Document ▸
Today is March 20

The day I got married wasn’t the important day.

Or maybe the better word is “revelatory,” because I do believe that making a permanent promise is important. But cautious persons like yours truly don’t make permanent promises without a lot of advance work. My wedding day felt just-right, the appropriate result of the work we’d put in.

My engagement day felt like the appropriate result of the work we’d put in. (Despite being very funny and, um, we’ll call it ‘non-traditional.’)

Revelatory was the night I sat on the slate-blue sofa in his apartment, only 9 pm on a Saturday, spinning a story out of a truly ridiculous blind date gone breathtakingly awry, all well before 9 o’clock. As I’m drawing out the details (the date who barely speaks to me, the set-er-upper friend who pulls me to the bathroom for a Mall Rats makeover), another place in my brain squints, asks:

How is it that you’re dishing about a date to this man? This man you’re dating? That you’re also spending your unallocated time with?

Maybe you should stop bothering to go out with other guys if you’re just going to end up on his sofa saying, “Eh, the band was all right, but you wouldn’t’ve liked the food.”

Information provided ▸
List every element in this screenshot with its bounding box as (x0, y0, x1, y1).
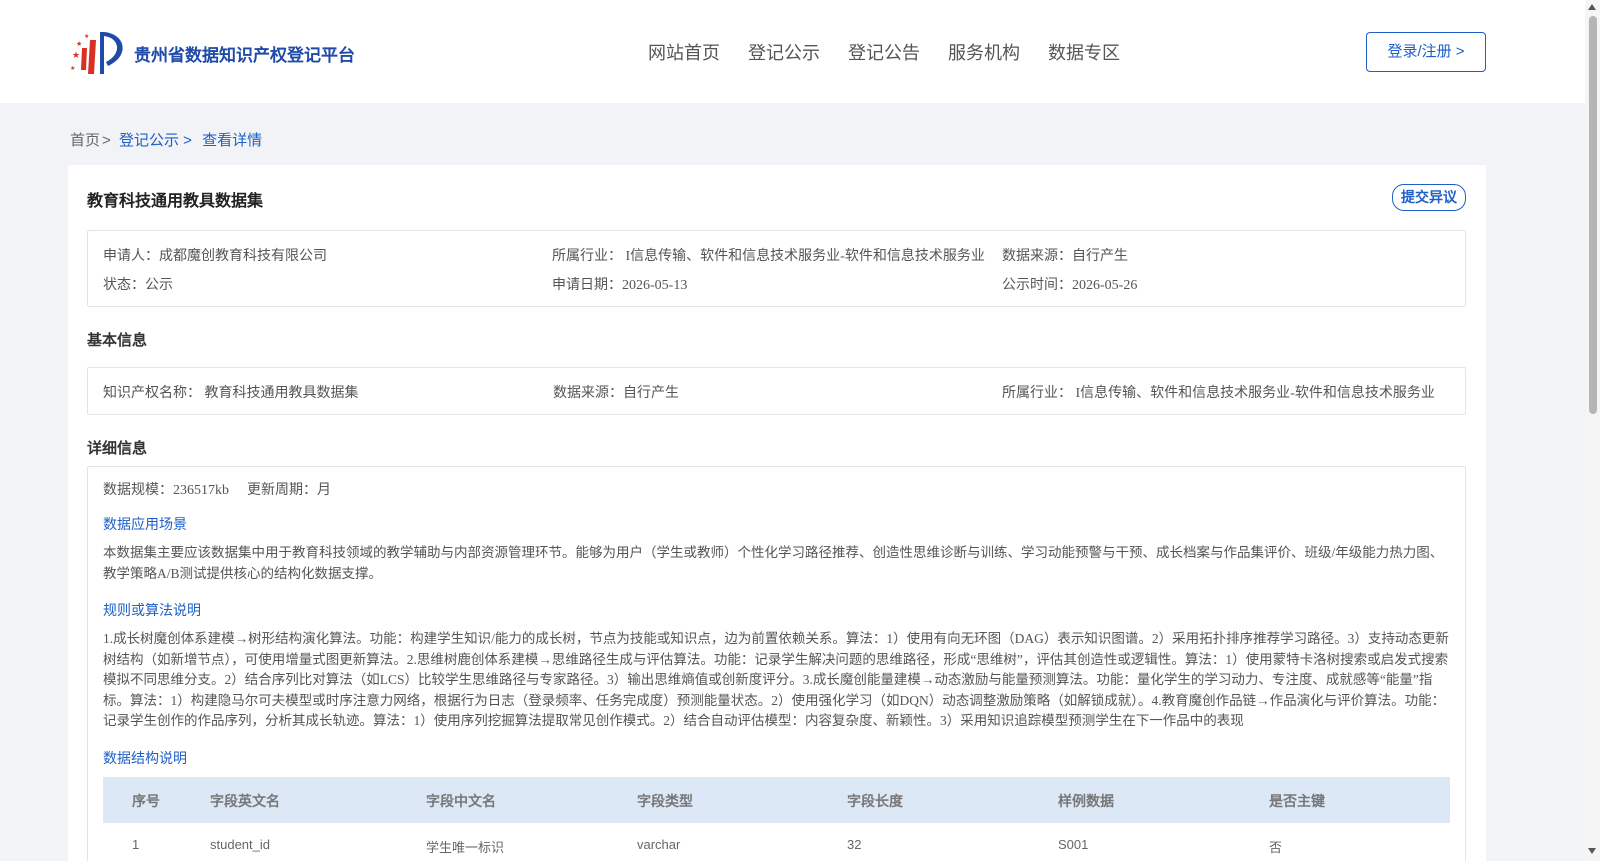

Exercise requirements ▸
A. Please quote the essay about getting married word for word, from "Today is March" to "call it ‘non-traditional.’)".
B. Extend the essay about getting married with new writing that starts after its final sentence.
The listing plays no part in any of this.

Replies ▸
A.
Today is March 20

The day I got married wasn’t the important day.

Or maybe the better word is “revelatory,” because I do believe that making a permanent promise is important. But cautious persons like yours truly don’t make permanent promises without a lot of advance work. My wedding day felt just-right, the appropriate result of the work we’d put in.

My engagement day felt like the appropriate result of the work we’d put in. (Despite being very funny and, um, we’ll call it ‘non-traditional.’)

B.
That was the first revelation. Sixteen months before the wedding.

The second? I don’t remember the timing. I remember its quality. I assume being hit by lightning has a similar effect.

When I am with this man, I quit buzzing. The anxious hum that fills my brain is gone. I don’t calculate, assess, step outside myself to see how ‘things’ are going. I just Am.

When I’m with him, I’m more myself than I’ve ever been. This must be what unconditional feels like.

The proposal is an afterthought.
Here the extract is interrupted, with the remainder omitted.